=== The tasks ===
- 1) Write out the part of the new releases and staff picks list that begins at the words "This Week’s New Releases &" and stops after "Deforming Lobes (pre-order)".
- 2) Extend the list of new releases and staff picks past its final entry.

=== Excerpted passage ===

════

This Week’s New Releases & Staff Picks – 2/8/2019
STAFF PICKS
Kimber – Bob Mould
Lindsay – Cass McCombs, Rustin Man
Dario – Jessica Pratt, Michael Chapman
Paula – Jessica Pratt
JUST ANNOUNCED PRE-ORDERS
Iron & Wine – Our Endless Numbered Days (pre-order)
The Mountain Goats – In League With Dragons (pre-order)
Better Oblivion Community Center – ST (pre-order)
Jenny Lewis – On The Line (pre-order)
Ty Segall – Deforming Lobes (pre-order)
Pinegrove – Skylight (pre-order)
Homeshake – Helium (pre-order)
THIS WEEK’S NEW RELEASES
Galactic – Already Ready Already CD (Tchoup-Zilla Records)

════

=== Record excerpts ===

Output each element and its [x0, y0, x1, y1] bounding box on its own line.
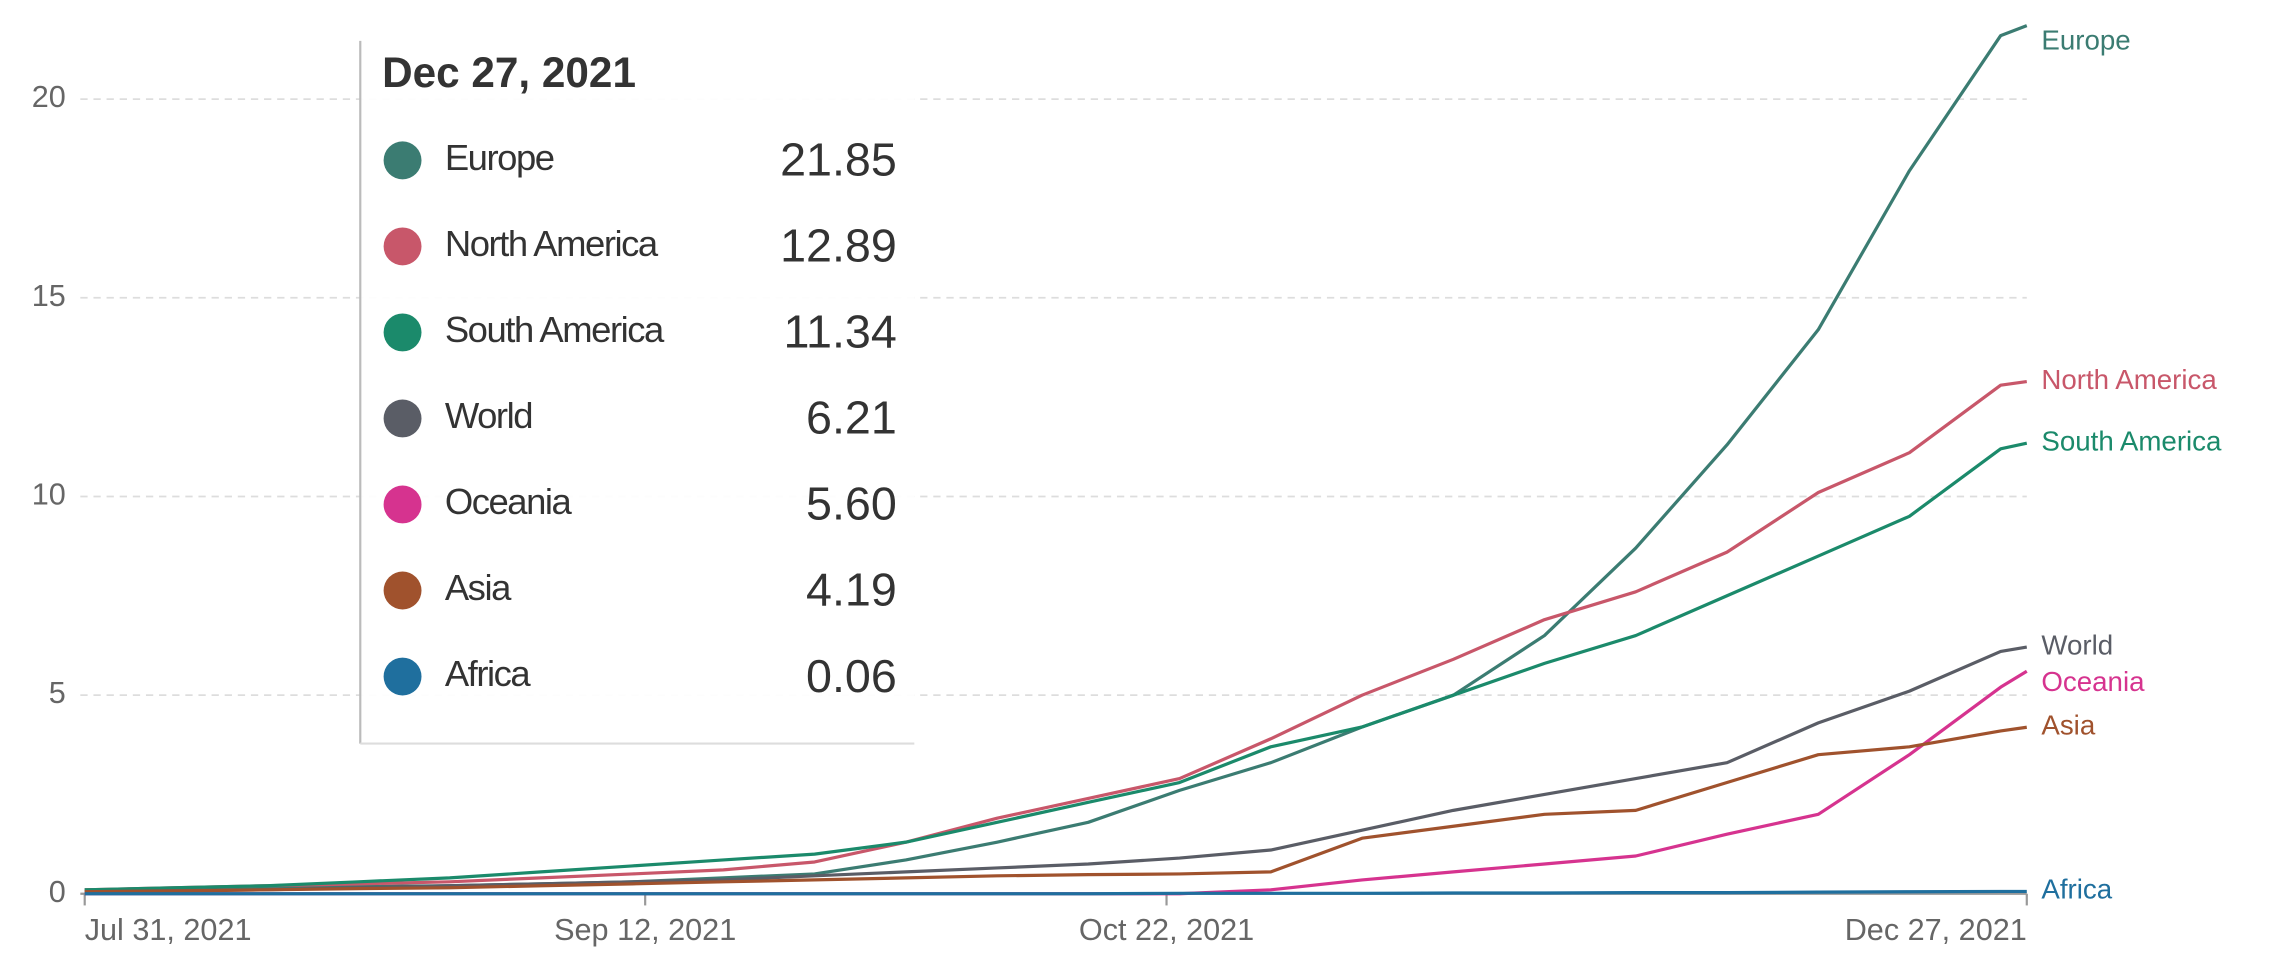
series-end-label: Africa — [2041, 874, 2112, 905]
tooltip-swatch — [383, 485, 422, 524]
series-line — [84, 441, 2028, 892]
y-tick-label: 10 — [32, 478, 66, 512]
tooltip-name: South America — [445, 309, 665, 350]
tooltip-swatch — [383, 227, 422, 266]
grid: 0 5 10 15 20 Jul 31, 2021 Sep 12, 2021 Oct 22, … — [32, 80, 2028, 947]
y-tick-label: 0 — [49, 875, 66, 909]
lines — [84, 24, 2028, 896]
tooltip-name: Africa — [445, 653, 532, 694]
tooltip-value: 5.60 — [806, 478, 897, 530]
tooltip-value: 12.89 — [780, 220, 897, 272]
tooltip-swatch — [383, 657, 422, 696]
tooltip-name: North America — [445, 223, 659, 264]
tooltip-swatch — [383, 399, 422, 438]
series-line — [84, 725, 2028, 894]
tooltip: Dec 27, 2021 Europe 21.85 North America 12.… — [359, 26, 915, 745]
tooltip-name: Oceania — [445, 481, 573, 522]
series-end-label: North America — [2041, 364, 2217, 395]
x-tick-label: Sep 12, 2021 — [554, 913, 736, 947]
tooltip-value: 0.06 — [806, 650, 897, 702]
tooltip-name: Asia — [445, 567, 512, 608]
tooltip-swatch — [383, 313, 422, 352]
tooltip-value: 11.34 — [784, 306, 897, 358]
series-line — [84, 379, 2028, 892]
series-end-label: Europe — [2041, 25, 2130, 56]
series-end-label: South America — [2041, 426, 2222, 457]
series-end-label: World — [2041, 629, 2113, 660]
labels: Europe North America South America World Oce… — [2041, 25, 2222, 905]
tooltip-value: 21.85 — [780, 134, 897, 186]
series-line — [84, 645, 2028, 894]
y-tick-label: 5 — [49, 676, 66, 710]
series-end-label: Oceania — [2041, 666, 2145, 697]
series-line — [84, 889, 2027, 896]
tooltip-swatch — [383, 141, 422, 180]
y-tick-label: 20 — [32, 80, 66, 114]
x-tick-label: Oct 22, 2021 — [1079, 913, 1254, 947]
tooltip-value: 6.21 — [806, 392, 897, 444]
tooltip-value: 4.19 — [806, 564, 897, 616]
x-tick-label: Jul 31, 2021 — [85, 913, 252, 947]
series-end-label: Asia — [2041, 710, 2095, 741]
x-tick-label: Dec 27, 2021 — [1845, 913, 2027, 947]
tooltip-name: Europe — [445, 137, 554, 178]
tooltip-swatch — [383, 571, 422, 610]
tooltip-box — [360, 26, 915, 744]
tooltip-title: Dec 27, 2021 — [382, 49, 636, 96]
tooltip-name: World — [445, 395, 532, 436]
y-tick-label: 15 — [32, 279, 66, 313]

════

=== Answers to the tasks ===
- 1)
This Week’s New Releases & Staff Picks – 2/8/2019
STAFF PICKS
Kimber – Bob Mould
Lindsay – Cass McCombs, Rustin Man
Dario – Jessica Pratt, Michael Chapman
Paula – Jessica Pratt
JUST ANNOUNCED PRE-ORDERS
Iron & Wine – Our Endless Numbered Days (pre-order)
The Mountain Goats – In League With Dragons (pre-order)
Better Oblivion Community Center – ST (pre-order)
Jenny Lewis – On The Line (pre-order)
Ty Segall – Deforming Lobes (pre-order)

- 2)
Galactic’s first new studio album in more than three years, Already Ready Already sees the renowned New Orleans-based instrumental outfit taking a distinctly contemporary approach toward their own progressive sound, interpolating modern rhythms and electronic instrumentation within the house-shaking framework of Crescent City funk pop ‘n’ roll. Produced by the band’s Robert Mercurio and Ben Ellman, the new LP finds Galactic once again enlisting a diverse array of vocal collaborators to assist in their musical exploration, each of whom lend lyrical flavor and individualistic personality to the band’s multi-faceted sonic grooves. Bookended by a high-powered pair of trademark Galactic instrumentals that give the album its title. The album is a short, sharp blast of undeniable creative muscle, from the stripped-down kick/snap verses of “Going Straight Crazy”, featuring New Orleans singer (and YouTube sensation) Princess Shaw, to punk cabaret artist Boyfriend’s quirky speed-rap on the breakneck “Dance At My Funeral”. As ever, Galactic’s omnivorous musical interests make easy classification difficult – Already Ready Already is as all-encompassing and universal as the band’s moniker established long ago.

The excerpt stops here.